Data entries for graphics:
******

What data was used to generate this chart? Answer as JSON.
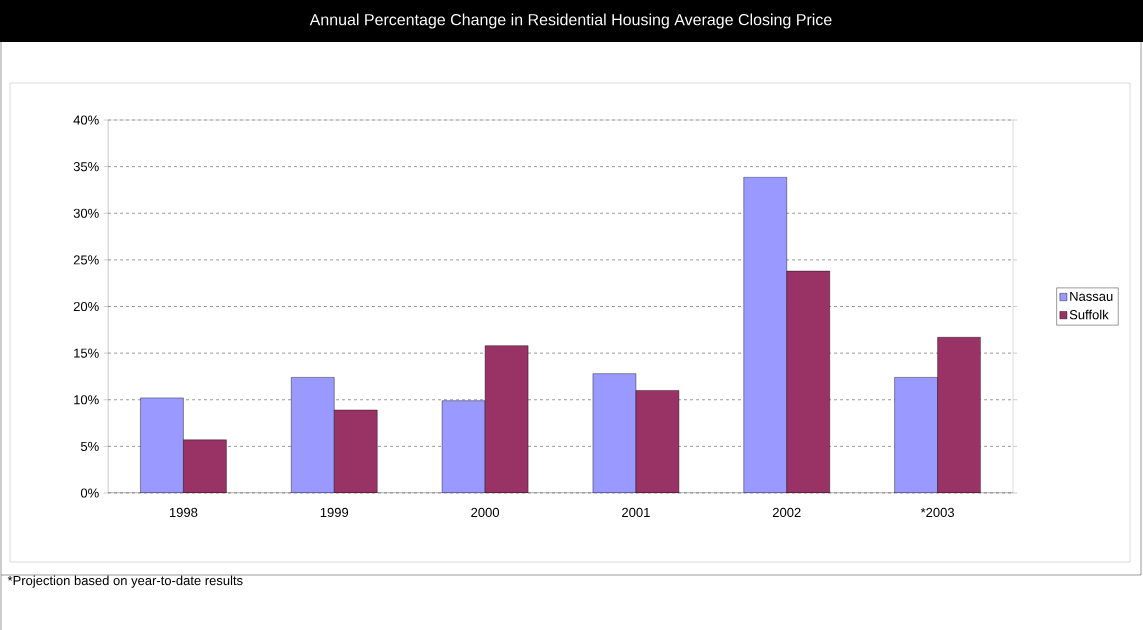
{
  "chart_data": {
    "type": "bar",
    "title": "Annual Percentage Change in Residential Housing Average Closing Price",
    "categories": [
      "1998",
      "1999",
      "2000",
      "2001",
      "2002",
      "*2003"
    ],
    "series": [
      {
        "name": "Nassau",
        "color": "#9999ff",
        "values": [
          10.2,
          12.4,
          9.9,
          12.8,
          33.9,
          12.4
        ]
      },
      {
        "name": "Suffolk",
        "color": "#993366",
        "values": [
          5.7,
          8.9,
          15.8,
          11.0,
          23.8,
          16.7
        ]
      }
    ],
    "ylim": [
      0,
      40
    ],
    "yticks": [
      {
        "value": 0,
        "label": "0%"
      },
      {
        "value": 5,
        "label": "5%"
      },
      {
        "value": 10,
        "label": "10%"
      },
      {
        "value": 15,
        "label": "15%"
      },
      {
        "value": 20,
        "label": "20%"
      },
      {
        "value": 25,
        "label": "25%"
      },
      {
        "value": 30,
        "label": "30%"
      },
      {
        "value": 35,
        "label": "35%"
      },
      {
        "value": 40,
        "label": "40%"
      }
    ],
    "grid": "y",
    "legend": "right",
    "annotations": [
      "*Projection based on year-to-date results"
    ]
  }
}
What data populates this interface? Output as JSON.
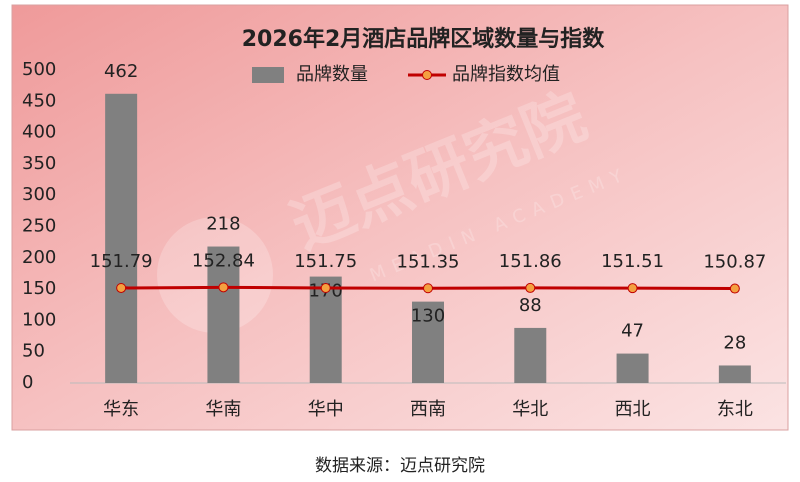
{
  "chart_data": {
    "type": "bar",
    "title": "2026年2月酒店品牌区域数量与指数",
    "categories": [
      "华东",
      "华南",
      "华中",
      "西南",
      "华北",
      "西北",
      "东北"
    ],
    "series": [
      {
        "name": "品牌数量",
        "type": "bar",
        "color": "#808080",
        "values": [
          462,
          218,
          170,
          130,
          88,
          47,
          28
        ]
      },
      {
        "name": "品牌指数均值",
        "type": "line",
        "color": "#c00000",
        "marker_color": "#f4a040",
        "values": [
          151.79,
          152.84,
          151.75,
          151.35,
          151.86,
          151.51,
          150.87
        ]
      }
    ],
    "ylim": [
      0,
      500
    ],
    "yticks": [
      0,
      50,
      100,
      150,
      200,
      250,
      300,
      350,
      400,
      450,
      500
    ],
    "legend": "top",
    "grid": false,
    "watermark": {
      "title": "迈点研究院",
      "subtitle": "MEADIN ACADEMY"
    },
    "source": "数据来源：迈点研究院"
  }
}
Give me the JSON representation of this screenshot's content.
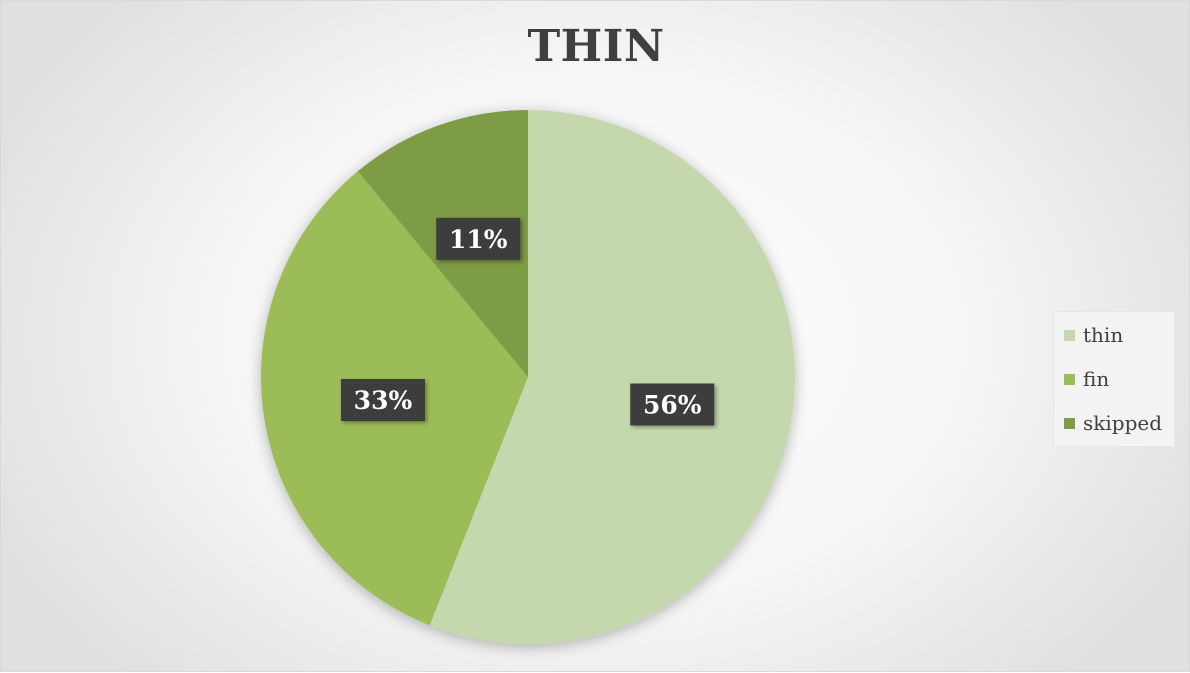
{
  "chart_data": {
    "type": "pie",
    "title": "THIN",
    "categories": [
      "thin",
      "fin",
      "skipped"
    ],
    "values": [
      56,
      33,
      11
    ],
    "data_labels": [
      "56%",
      "33%",
      "11%"
    ],
    "colors": [
      "#c5d8ad",
      "#9cbc59",
      "#7e9b45"
    ],
    "legend_position": "right"
  }
}
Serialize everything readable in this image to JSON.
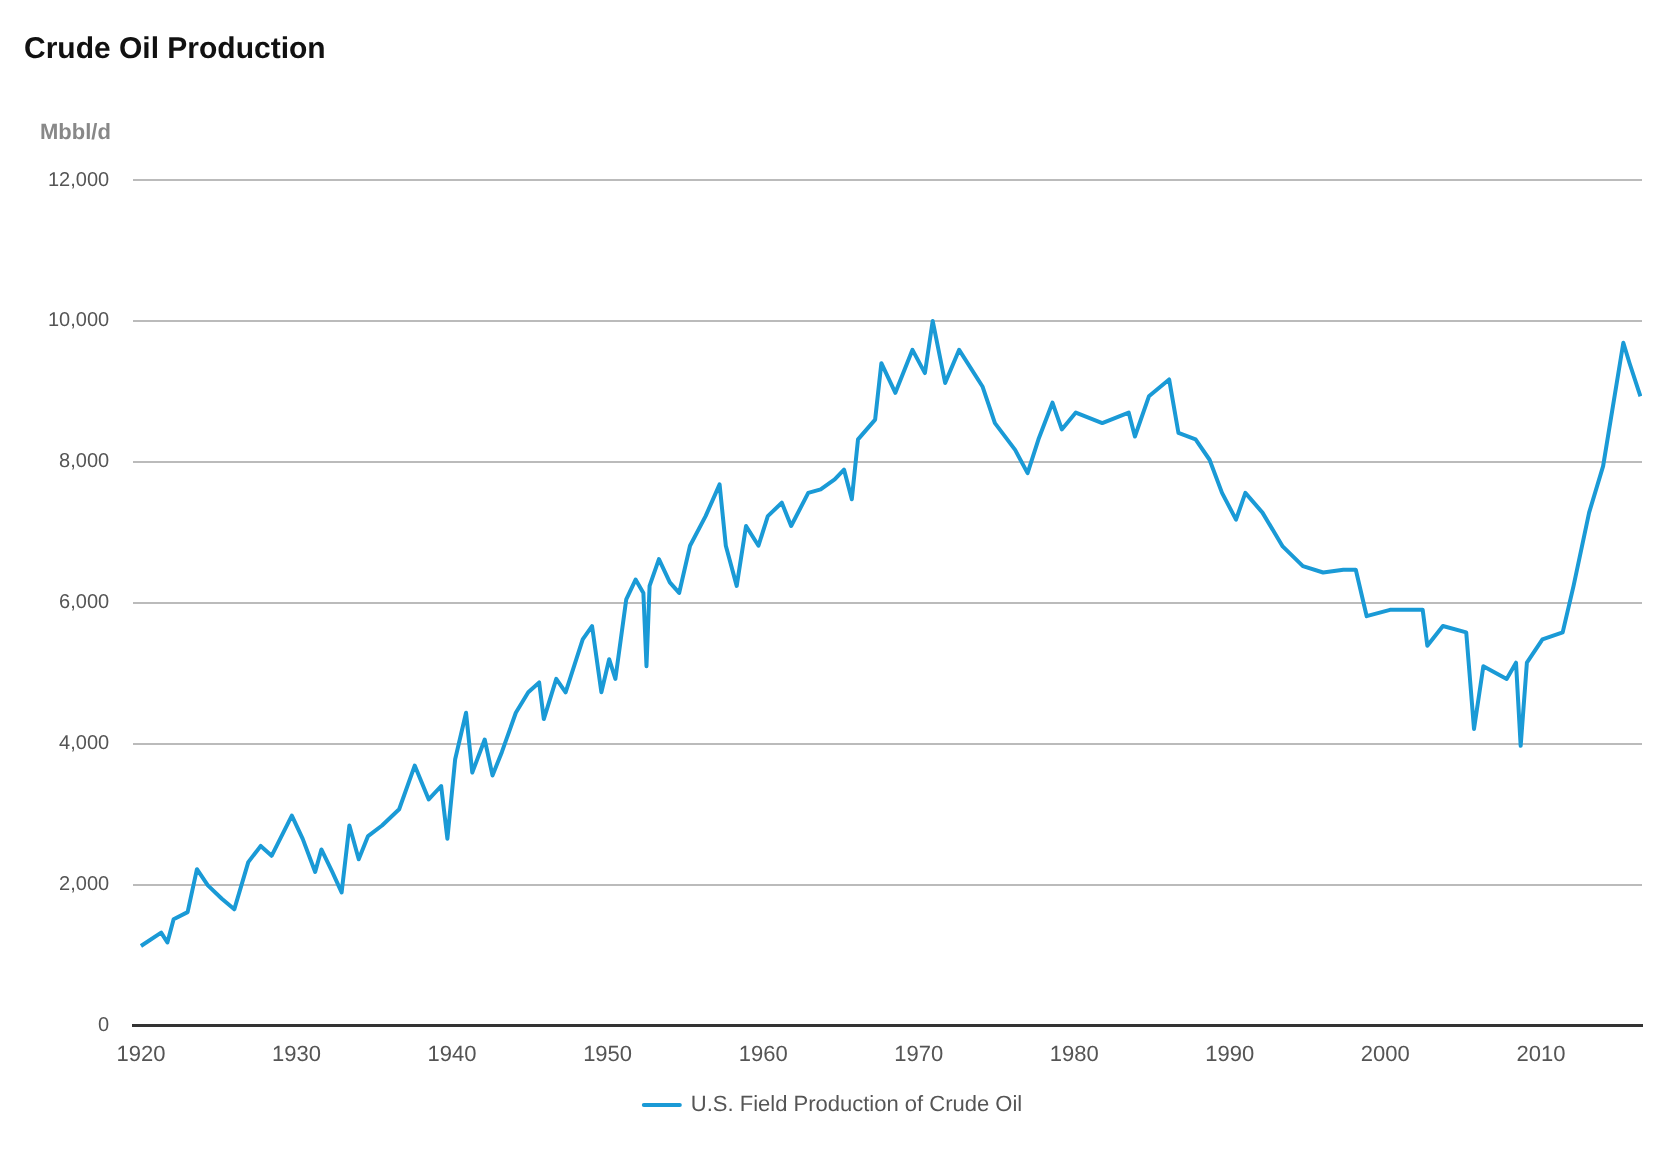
{
  "chart_data": {
    "type": "line",
    "title": "Crude Oil Production",
    "ylabel": "Mbbl/d",
    "xlim": [
      1919.5,
      2016.5
    ],
    "xticks": [
      1920,
      1930,
      1940,
      1950,
      1960,
      1970,
      1980,
      1990,
      2000,
      2010
    ],
    "ylim": [
      0,
      12000
    ],
    "yticks": [
      {
        "value": 0,
        "label": "0"
      },
      {
        "value": 2000,
        "label": "2,000"
      },
      {
        "value": 4000,
        "label": "4,000"
      },
      {
        "value": 6000,
        "label": "6,000"
      },
      {
        "value": 8000,
        "label": "8,000"
      },
      {
        "value": 10000,
        "label": "10,000"
      },
      {
        "value": 12000,
        "label": "12,000"
      }
    ],
    "grid": "y",
    "legend": "bottom",
    "marker": "none",
    "line_style": "solid",
    "series": [
      {
        "name": "U.S. Field Production of Crude Oil",
        "color": "#1a9ad6",
        "x": [
          1920.0,
          1921.3,
          1921.7,
          1922.1,
          1923,
          1923.6,
          1924.3,
          1925.2,
          1926,
          1926.9,
          1927.7,
          1928.4,
          1929.7,
          1930.4,
          1931.2,
          1931.6,
          1932.3,
          1932.9,
          1933.4,
          1934,
          1934.6,
          1935.5,
          1936.6,
          1937.6,
          1938.5,
          1939.3,
          1939.7,
          1940.2,
          1940.9,
          1941.3,
          1942.1,
          1942.6,
          1943.2,
          1944.1,
          1944.9,
          1945.6,
          1945.9,
          1946.7,
          1947.3,
          1948.4,
          1949,
          1949.6,
          1950.1,
          1950.5,
          1951.2,
          1951.8,
          1952.3,
          1952.5,
          1952.7,
          1953.3,
          1954,
          1954.6,
          1955.3,
          1956.3,
          1957.2,
          1957.6,
          1958.3,
          1958.9,
          1959.7,
          1960.3,
          1961.2,
          1961.8,
          1962.9,
          1963.7,
          1964.6,
          1965.2,
          1965.7,
          1966.1,
          1967.2,
          1967.6,
          1968.5,
          1969.6,
          1970.4,
          1970.9,
          1971.7,
          1972.6,
          1974.1,
          1974.9,
          1976.2,
          1977,
          1977.7,
          1978.6,
          1979.2,
          1980.1,
          1981.8,
          1983.5,
          1983.9,
          1984.8,
          1986.1,
          1986.7,
          1987.8,
          1988.7,
          1989.5,
          1990.4,
          1991,
          1992.1,
          1993.4,
          1994.7,
          1996,
          1997.3,
          1998.1,
          1998.8,
          2000.3,
          2002.4,
          2002.7,
          2003.7,
          2005.2,
          2005.7,
          2006.3,
          2007.8,
          2008.4,
          2008.7,
          2009.1,
          2010.1,
          2011.4,
          2012.1,
          2013.1,
          2014,
          2015.3,
          2015.7,
          2016.4
        ],
        "values": [
          1130,
          1320,
          1180,
          1510,
          1610,
          2220,
          1990,
          1800,
          1650,
          2320,
          2550,
          2410,
          2980,
          2650,
          2180,
          2500,
          2180,
          1890,
          2840,
          2360,
          2690,
          2840,
          3070,
          3690,
          3210,
          3400,
          2650,
          3780,
          4440,
          3590,
          4060,
          3550,
          3880,
          4440,
          4730,
          4870,
          4350,
          4920,
          4730,
          5480,
          5670,
          4730,
          5200,
          4920,
          6050,
          6330,
          6140,
          5100,
          6240,
          6620,
          6290,
          6140,
          6810,
          7230,
          7680,
          6810,
          6240,
          7090,
          6810,
          7230,
          7420,
          7090,
          7560,
          7610,
          7750,
          7890,
          7470,
          8320,
          8600,
          9400,
          8980,
          9590,
          9260,
          10000,
          9120,
          9590,
          9070,
          8550,
          8170,
          7840,
          8320,
          8840,
          8460,
          8700,
          8550,
          8700,
          8360,
          8930,
          9170,
          8410,
          8320,
          8030,
          7560,
          7180,
          7560,
          7280,
          6800,
          6520,
          6430,
          6470,
          6470,
          5810,
          5900,
          5900,
          5390,
          5670,
          5580,
          4210,
          5100,
          4920,
          5150,
          3970,
          5150,
          5480,
          5580,
          6240,
          7280,
          7940,
          9690,
          9400,
          8930
        ]
      }
    ]
  }
}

******

EXERCISE DETAILS => Make an exact copy of the data, leaving its pictures out.

WORKED ANSWER =>
What data was used to generate this chart? Answer as JSON.
{
  "chart_data": {
    "type": "bar",
    "title": "Annual Percentage Change in Residential Housing Average Closing Price",
    "categories": [
      "1998",
      "1999",
      "2000",
      "2001",
      "2002",
      "*2003"
    ],
    "series": [
      {
        "name": "Nassau",
        "color": "#9999ff",
        "values": [
          10.2,
          12.4,
          9.9,
          12.8,
          33.9,
          12.4
        ]
      },
      {
        "name": "Suffolk",
        "color": "#993366",
        "values": [
          5.7,
          8.9,
          15.8,
          11.0,
          23.8,
          16.7
        ]
      }
    ],
    "ylim": [
      0,
      40
    ],
    "yticks": [
      {
        "value": 0,
        "label": "0%"
      },
      {
        "value": 5,
        "label": "5%"
      },
      {
        "value": 10,
        "label": "10%"
      },
      {
        "value": 15,
        "label": "15%"
      },
      {
        "value": 20,
        "label": "20%"
      },
      {
        "value": 25,
        "label": "25%"
      },
      {
        "value": 30,
        "label": "30%"
      },
      {
        "value": 35,
        "label": "35%"
      },
      {
        "value": 40,
        "label": "40%"
      }
    ],
    "grid": "y",
    "legend": "right",
    "annotations": [
      "*Projection based on year-to-date results"
    ]
  }
}
What data populates this interface? Output as JSON.
{
  "chart_data": {
    "type": "bar",
    "title": "2026年2月酒店品牌区域数量与指数",
    "categories": [
      "华东",
      "华南",
      "华中",
      "西南",
      "华北",
      "西北",
      "东北"
    ],
    "series": [
      {
        "name": "品牌数量",
        "type": "bar",
        "color": "#808080",
        "values": [
          462,
          218,
          170,
          130,
          88,
          47,
          28
        ]
      },
      {
        "name": "品牌指数均值",
        "type": "line",
        "color": "#c00000",
        "marker_color": "#f4a040",
        "values": [
          151.79,
          152.84,
          151.75,
          151.35,
          151.86,
          151.51,
          150.87
        ]
      }
    ],
    "ylim": [
      0,
      500
    ],
    "yticks": [
      0,
      50,
      100,
      150,
      200,
      250,
      300,
      350,
      400,
      450,
      500
    ],
    "legend": "top",
    "grid": false,
    "watermark": {
      "title": "迈点研究院",
      "subtitle": "MEADIN ACADEMY"
    },
    "source": "数据来源：迈点研究院"
  }
}
Give me the JSON representation of this screenshot's content.
{
  "chart_data": {
    "type": "pie",
    "title": "THIN",
    "categories": [
      "thin",
      "fin",
      "skipped"
    ],
    "values": [
      56,
      33,
      11
    ],
    "data_labels": [
      "56%",
      "33%",
      "11%"
    ],
    "colors": [
      "#c5d8ad",
      "#9cbc59",
      "#7e9b45"
    ],
    "legend_position": "right"
  }
}
Serialize everything readable in this image to JSON.
{
  "chart_data": {
    "type": "line",
    "title": "Crude Oil Production",
    "ylabel": "Mbbl/d",
    "xlim": [
      1919.5,
      2016.5
    ],
    "xticks": [
      1920,
      1930,
      1940,
      1950,
      1960,
      1970,
      1980,
      1990,
      2000,
      2010
    ],
    "ylim": [
      0,
      12000
    ],
    "yticks": [
      {
        "value": 0,
        "label": "0"
      },
      {
        "value": 2000,
        "label": "2,000"
      },
      {
        "value": 4000,
        "label": "4,000"
      },
      {
        "value": 6000,
        "label": "6,000"
      },
      {
        "value": 8000,
        "label": "8,000"
      },
      {
        "value": 10000,
        "label": "10,000"
      },
      {
        "value": 12000,
        "label": "12,000"
      }
    ],
    "grid": "y",
    "legend": "bottom",
    "marker": "none",
    "line_style": "solid",
    "series": [
      {
        "name": "U.S. Field Production of Crude Oil",
        "color": "#1a9ad6",
        "x": [
          1920.0,
          1921.3,
          1921.7,
          1922.1,
          1923,
          1923.6,
          1924.3,
          1925.2,
          1926,
          1926.9,
          1927.7,
          1928.4,
          1929.7,
          1930.4,
          1931.2,
          1931.6,
          1932.3,
          1932.9,
          1933.4,
          1934,
          1934.6,
          1935.5,
          1936.6,
          1937.6,
          1938.5,
          1939.3,
          1939.7,
          1940.2,
          1940.9,
          1941.3,
          1942.1,
          1942.6,
          1943.2,
          1944.1,
          1944.9,
          1945.6,
          1945.9,
          1946.7,
          1947.3,
          1948.4,
          1949,
          1949.6,
          1950.1,
          1950.5,
          1951.2,
          1951.8,
          1952.3,
          1952.5,
          1952.7,
          1953.3,
          1954,
          1954.6,
          1955.3,
          1956.3,
          1957.2,
          1957.6,
          1958.3,
          1958.9,
          1959.7,
          1960.3,
          1961.2,
          1961.8,
          1962.9,
          1963.7,
          1964.6,
          1965.2,
          1965.7,
          1966.1,
          1967.2,
          1967.6,
          1968.5,
          1969.6,
          1970.4,
          1970.9,
          1971.7,
          1972.6,
          1974.1,
          1974.9,
          1976.2,
          1977,
          1977.7,
          1978.6,
          1979.2,
          1980.1,
          1981.8,
          1983.5,
          1983.9,
          1984.8,
          1986.1,
          1986.7,
          1987.8,
          1988.7,
          1989.5,
          1990.4,
          1991,
          1992.1,
          1993.4,
          1994.7,
          1996,
          1997.3,
          1998.1,
          1998.8,
          2000.3,
          2002.4,
          2002.7,
          2003.7,
          2005.2,
          2005.7,
          2006.3,
          2007.8,
          2008.4,
          2008.7,
          2009.1,
          2010.1,
          2011.4,
          2012.1,
          2013.1,
          2014,
          2015.3,
          2015.7,
          2016.4
        ],
        "values": [
          1130,
          1320,
          1180,
          1510,
          1610,
          2220,
          1990,
          1800,
          1650,
          2320,
          2550,
          2410,
          2980,
          2650,
          2180,
          2500,
          2180,
          1890,
          2840,
          2360,
          2690,
          2840,
          3070,
          3690,
          3210,
          3400,
          2650,
          3780,
          4440,
          3590,
          4060,
          3550,
          3880,
          4440,
          4730,
          4870,
          4350,
          4920,
          4730,
          5480,
          5670,
          4730,
          5200,
          4920,
          6050,
          6330,
          6140,
          5100,
          6240,
          6620,
          6290,
          6140,
          6810,
          7230,
          7680,
          6810,
          6240,
          7090,
          6810,
          7230,
          7420,
          7090,
          7560,
          7610,
          7750,
          7890,
          7470,
          8320,
          8600,
          9400,
          8980,
          9590,
          9260,
          10000,
          9120,
          9590,
          9070,
          8550,
          8170,
          7840,
          8320,
          8840,
          8460,
          8700,
          8550,
          8700,
          8360,
          8930,
          9170,
          8410,
          8320,
          8030,
          7560,
          7180,
          7560,
          7280,
          6800,
          6520,
          6430,
          6470,
          6470,
          5810,
          5900,
          5900,
          5390,
          5670,
          5580,
          4210,
          5100,
          4920,
          5150,
          3970,
          5150,
          5480,
          5580,
          6240,
          7280,
          7940,
          9690,
          9400,
          8930
        ]
      }
    ]
  }
}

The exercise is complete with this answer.